The data must be returned in full and exactly as given.
☆ ☆ ☆
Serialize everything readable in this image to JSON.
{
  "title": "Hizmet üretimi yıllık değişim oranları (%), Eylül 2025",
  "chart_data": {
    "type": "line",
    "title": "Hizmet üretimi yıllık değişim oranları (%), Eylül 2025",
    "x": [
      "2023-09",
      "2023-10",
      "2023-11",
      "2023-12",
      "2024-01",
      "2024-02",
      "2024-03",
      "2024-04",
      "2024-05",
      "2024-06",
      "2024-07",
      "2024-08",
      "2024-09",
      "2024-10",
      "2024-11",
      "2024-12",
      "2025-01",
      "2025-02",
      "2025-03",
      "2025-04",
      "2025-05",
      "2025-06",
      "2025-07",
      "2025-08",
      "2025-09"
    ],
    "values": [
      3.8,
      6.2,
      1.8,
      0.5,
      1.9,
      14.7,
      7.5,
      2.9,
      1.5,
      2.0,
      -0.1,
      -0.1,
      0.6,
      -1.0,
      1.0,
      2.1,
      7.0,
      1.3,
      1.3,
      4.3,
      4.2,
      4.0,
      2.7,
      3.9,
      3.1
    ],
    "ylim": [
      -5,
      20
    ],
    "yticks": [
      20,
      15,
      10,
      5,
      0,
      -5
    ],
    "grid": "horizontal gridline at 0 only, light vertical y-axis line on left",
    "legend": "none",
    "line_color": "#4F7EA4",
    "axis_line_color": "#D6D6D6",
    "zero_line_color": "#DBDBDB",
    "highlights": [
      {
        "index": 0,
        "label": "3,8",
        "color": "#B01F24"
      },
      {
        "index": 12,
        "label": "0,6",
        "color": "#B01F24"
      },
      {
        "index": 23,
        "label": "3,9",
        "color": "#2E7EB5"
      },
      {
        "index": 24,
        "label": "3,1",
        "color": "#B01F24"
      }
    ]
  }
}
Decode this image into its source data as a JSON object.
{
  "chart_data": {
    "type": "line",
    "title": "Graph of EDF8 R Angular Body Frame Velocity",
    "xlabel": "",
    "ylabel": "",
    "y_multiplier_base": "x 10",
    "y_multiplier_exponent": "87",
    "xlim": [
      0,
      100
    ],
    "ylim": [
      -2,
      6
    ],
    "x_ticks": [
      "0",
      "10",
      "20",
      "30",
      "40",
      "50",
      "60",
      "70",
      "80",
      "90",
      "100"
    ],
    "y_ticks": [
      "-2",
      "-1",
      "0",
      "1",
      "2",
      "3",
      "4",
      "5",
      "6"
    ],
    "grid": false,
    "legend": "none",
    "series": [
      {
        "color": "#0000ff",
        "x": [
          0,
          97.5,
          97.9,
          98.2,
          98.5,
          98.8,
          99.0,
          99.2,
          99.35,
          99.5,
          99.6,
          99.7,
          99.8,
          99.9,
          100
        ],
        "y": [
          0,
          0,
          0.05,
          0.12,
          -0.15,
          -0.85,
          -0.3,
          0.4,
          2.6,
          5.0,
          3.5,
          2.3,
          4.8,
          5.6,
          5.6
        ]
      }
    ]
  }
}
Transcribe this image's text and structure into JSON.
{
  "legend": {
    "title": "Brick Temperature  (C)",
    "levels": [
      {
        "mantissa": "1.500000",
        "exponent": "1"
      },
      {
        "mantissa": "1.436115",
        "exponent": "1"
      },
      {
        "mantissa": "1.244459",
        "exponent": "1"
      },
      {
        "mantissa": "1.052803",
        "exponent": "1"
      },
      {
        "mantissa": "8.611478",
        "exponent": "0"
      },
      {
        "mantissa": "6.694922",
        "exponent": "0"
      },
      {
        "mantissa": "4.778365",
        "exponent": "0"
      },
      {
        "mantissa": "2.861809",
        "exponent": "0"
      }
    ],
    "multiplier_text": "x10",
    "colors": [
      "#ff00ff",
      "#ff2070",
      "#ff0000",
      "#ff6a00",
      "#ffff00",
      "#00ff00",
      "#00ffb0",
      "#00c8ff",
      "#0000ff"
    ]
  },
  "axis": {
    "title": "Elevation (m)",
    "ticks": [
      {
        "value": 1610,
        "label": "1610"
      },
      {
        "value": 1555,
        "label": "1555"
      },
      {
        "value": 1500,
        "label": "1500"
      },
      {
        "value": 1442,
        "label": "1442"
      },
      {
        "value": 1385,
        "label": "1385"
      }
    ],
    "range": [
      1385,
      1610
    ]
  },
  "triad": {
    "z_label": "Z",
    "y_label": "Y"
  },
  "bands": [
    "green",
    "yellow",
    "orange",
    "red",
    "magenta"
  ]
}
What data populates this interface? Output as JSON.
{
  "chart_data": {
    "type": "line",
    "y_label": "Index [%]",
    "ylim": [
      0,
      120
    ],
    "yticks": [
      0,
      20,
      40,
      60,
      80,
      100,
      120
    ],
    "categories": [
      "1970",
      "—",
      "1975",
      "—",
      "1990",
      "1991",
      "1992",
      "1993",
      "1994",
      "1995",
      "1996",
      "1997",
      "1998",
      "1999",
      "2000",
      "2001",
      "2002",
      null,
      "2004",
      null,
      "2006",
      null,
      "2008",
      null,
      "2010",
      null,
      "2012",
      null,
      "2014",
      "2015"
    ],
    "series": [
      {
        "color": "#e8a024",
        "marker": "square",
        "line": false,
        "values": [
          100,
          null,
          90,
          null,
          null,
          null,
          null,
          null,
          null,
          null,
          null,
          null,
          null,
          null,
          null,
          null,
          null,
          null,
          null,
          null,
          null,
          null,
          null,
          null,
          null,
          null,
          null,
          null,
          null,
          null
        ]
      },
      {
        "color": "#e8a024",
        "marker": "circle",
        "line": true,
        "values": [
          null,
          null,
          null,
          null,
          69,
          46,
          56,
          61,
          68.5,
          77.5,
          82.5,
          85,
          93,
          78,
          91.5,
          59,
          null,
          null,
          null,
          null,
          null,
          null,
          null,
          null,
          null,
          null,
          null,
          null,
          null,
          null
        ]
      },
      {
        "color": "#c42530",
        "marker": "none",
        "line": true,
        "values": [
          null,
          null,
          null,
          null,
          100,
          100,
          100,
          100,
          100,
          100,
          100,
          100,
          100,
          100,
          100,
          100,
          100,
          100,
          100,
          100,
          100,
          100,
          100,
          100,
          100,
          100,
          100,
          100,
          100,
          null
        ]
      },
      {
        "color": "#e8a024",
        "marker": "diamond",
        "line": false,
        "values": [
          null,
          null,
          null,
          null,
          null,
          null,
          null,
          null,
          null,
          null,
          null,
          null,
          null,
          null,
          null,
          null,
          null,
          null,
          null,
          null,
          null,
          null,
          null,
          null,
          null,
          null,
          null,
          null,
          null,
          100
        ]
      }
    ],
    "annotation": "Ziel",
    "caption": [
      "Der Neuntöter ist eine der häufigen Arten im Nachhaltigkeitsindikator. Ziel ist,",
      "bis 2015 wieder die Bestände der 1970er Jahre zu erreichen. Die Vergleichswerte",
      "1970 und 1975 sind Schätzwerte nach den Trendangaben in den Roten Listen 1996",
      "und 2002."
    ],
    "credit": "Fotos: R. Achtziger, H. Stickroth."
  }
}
☆ ☆ ☆
Result of this exercise:
Serialize everything readable in this image to JSON.
{
  "title": "Hizmet üretimi yıllık değişim oranları (%), Eylül 2025",
  "chart_data": {
    "type": "line",
    "title": "Hizmet üretimi yıllık değişim oranları (%), Eylül 2025",
    "x": [
      "2023-09",
      "2023-10",
      "2023-11",
      "2023-12",
      "2024-01",
      "2024-02",
      "2024-03",
      "2024-04",
      "2024-05",
      "2024-06",
      "2024-07",
      "2024-08",
      "2024-09",
      "2024-10",
      "2024-11",
      "2024-12",
      "2025-01",
      "2025-02",
      "2025-03",
      "2025-04",
      "2025-05",
      "2025-06",
      "2025-07",
      "2025-08",
      "2025-09"
    ],
    "values": [
      3.8,
      6.2,
      1.8,
      0.5,
      1.9,
      14.7,
      7.5,
      2.9,
      1.5,
      2.0,
      -0.1,
      -0.1,
      0.6,
      -1.0,
      1.0,
      2.1,
      7.0,
      1.3,
      1.3,
      4.3,
      4.2,
      4.0,
      2.7,
      3.9,
      3.1
    ],
    "ylim": [
      -5,
      20
    ],
    "yticks": [
      20,
      15,
      10,
      5,
      0,
      -5
    ],
    "grid": "horizontal gridline at 0 only, light vertical y-axis line on left",
    "legend": "none",
    "line_color": "#4F7EA4",
    "axis_line_color": "#D6D6D6",
    "zero_line_color": "#DBDBDB",
    "highlights": [
      {
        "index": 0,
        "label": "3,8",
        "color": "#B01F24"
      },
      {
        "index": 12,
        "label": "0,6",
        "color": "#B01F24"
      },
      {
        "index": 23,
        "label": "3,9",
        "color": "#2E7EB5"
      },
      {
        "index": 24,
        "label": "3,1",
        "color": "#B01F24"
      }
    ]
  }
}
Decode this image into its source data as a JSON object.
{
  "chart_data": {
    "type": "line",
    "title": "Graph of EDF8 R Angular Body Frame Velocity",
    "xlabel": "",
    "ylabel": "",
    "y_multiplier_base": "x 10",
    "y_multiplier_exponent": "87",
    "xlim": [
      0,
      100
    ],
    "ylim": [
      -2,
      6
    ],
    "x_ticks": [
      "0",
      "10",
      "20",
      "30",
      "40",
      "50",
      "60",
      "70",
      "80",
      "90",
      "100"
    ],
    "y_ticks": [
      "-2",
      "-1",
      "0",
      "1",
      "2",
      "3",
      "4",
      "5",
      "6"
    ],
    "grid": false,
    "legend": "none",
    "series": [
      {
        "color": "#0000ff",
        "x": [
          0,
          97.5,
          97.9,
          98.2,
          98.5,
          98.8,
          99.0,
          99.2,
          99.35,
          99.5,
          99.6,
          99.7,
          99.8,
          99.9,
          100
        ],
        "y": [
          0,
          0,
          0.05,
          0.12,
          -0.15,
          -0.85,
          -0.3,
          0.4,
          2.6,
          5.0,
          3.5,
          2.3,
          4.8,
          5.6,
          5.6
        ]
      }
    ]
  }
}
Transcribe this image's text and structure into JSON.
{
  "legend": {
    "title": "Brick Temperature  (C)",
    "levels": [
      {
        "mantissa": "1.500000",
        "exponent": "1"
      },
      {
        "mantissa": "1.436115",
        "exponent": "1"
      },
      {
        "mantissa": "1.244459",
        "exponent": "1"
      },
      {
        "mantissa": "1.052803",
        "exponent": "1"
      },
      {
        "mantissa": "8.611478",
        "exponent": "0"
      },
      {
        "mantissa": "6.694922",
        "exponent": "0"
      },
      {
        "mantissa": "4.778365",
        "exponent": "0"
      },
      {
        "mantissa": "2.861809",
        "exponent": "0"
      }
    ],
    "multiplier_text": "x10",
    "colors": [
      "#ff00ff",
      "#ff2070",
      "#ff0000",
      "#ff6a00",
      "#ffff00",
      "#00ff00",
      "#00ffb0",
      "#00c8ff",
      "#0000ff"
    ]
  },
  "axis": {
    "title": "Elevation (m)",
    "ticks": [
      {
        "value": 1610,
        "label": "1610"
      },
      {
        "value": 1555,
        "label": "1555"
      },
      {
        "value": 1500,
        "label": "1500"
      },
      {
        "value": 1442,
        "label": "1442"
      },
      {
        "value": 1385,
        "label": "1385"
      }
    ],
    "range": [
      1385,
      1610
    ]
  },
  "triad": {
    "z_label": "Z",
    "y_label": "Y"
  },
  "bands": [
    "green",
    "yellow",
    "orange",
    "red",
    "magenta"
  ]
}
What data populates this interface? Output as JSON.
{
  "chart_data": {
    "type": "line",
    "y_label": "Index [%]",
    "ylim": [
      0,
      120
    ],
    "yticks": [
      0,
      20,
      40,
      60,
      80,
      100,
      120
    ],
    "categories": [
      "1970",
      "—",
      "1975",
      "—",
      "1990",
      "1991",
      "1992",
      "1993",
      "1994",
      "1995",
      "1996",
      "1997",
      "1998",
      "1999",
      "2000",
      "2001",
      "2002",
      null,
      "2004",
      null,
      "2006",
      null,
      "2008",
      null,
      "2010",
      null,
      "2012",
      null,
      "2014",
      "2015"
    ],
    "series": [
      {
        "color": "#e8a024",
        "marker": "square",
        "line": false,
        "values": [
          100,
          null,
          90,
          null,
          null,
          null,
          null,
          null,
          null,
          null,
          null,
          null,
          null,
          null,
          null,
          null,
          null,
          null,
          null,
          null,
          null,
          null,
          null,
          null,
          null,
          null,
          null,
          null,
          null,
          null
        ]
      },
      {
        "color": "#e8a024",
        "marker": "circle",
        "line": true,
        "values": [
          null,
          null,
          null,
          null,
          69,
          46,
          56,
          61,
          68.5,
          77.5,
          82.5,
          85,
          93,
          78,
          91.5,
          59,
          null,
          null,
          null,
          null,
          null,
          null,
          null,
          null,
          null,
          null,
          null,
          null,
          null,
          null
        ]
      },
      {
        "color": "#c42530",
        "marker": "none",
        "line": true,
        "values": [
          null,
          null,
          null,
          null,
          100,
          100,
          100,
          100,
          100,
          100,
          100,
          100,
          100,
          100,
          100,
          100,
          100,
          100,
          100,
          100,
          100,
          100,
          100,
          100,
          100,
          100,
          100,
          100,
          100,
          null
        ]
      },
      {
        "color": "#e8a024",
        "marker": "diamond",
        "line": false,
        "values": [
          null,
          null,
          null,
          null,
          null,
          null,
          null,
          null,
          null,
          null,
          null,
          null,
          null,
          null,
          null,
          null,
          null,
          null,
          null,
          null,
          null,
          null,
          null,
          null,
          null,
          null,
          null,
          null,
          null,
          100
        ]
      }
    ],
    "annotation": "Ziel",
    "caption": [
      "Der Neuntöter ist eine der häufigen Arten im Nachhaltigkeitsindikator. Ziel ist,",
      "bis 2015 wieder die Bestände der 1970er Jahre zu erreichen. Die Vergleichswerte",
      "1970 und 1975 sind Schätzwerte nach den Trendangaben in den Roten Listen 1996",
      "und 2002."
    ],
    "credit": "Fotos: R. Achtziger, H. Stickroth."
  }
}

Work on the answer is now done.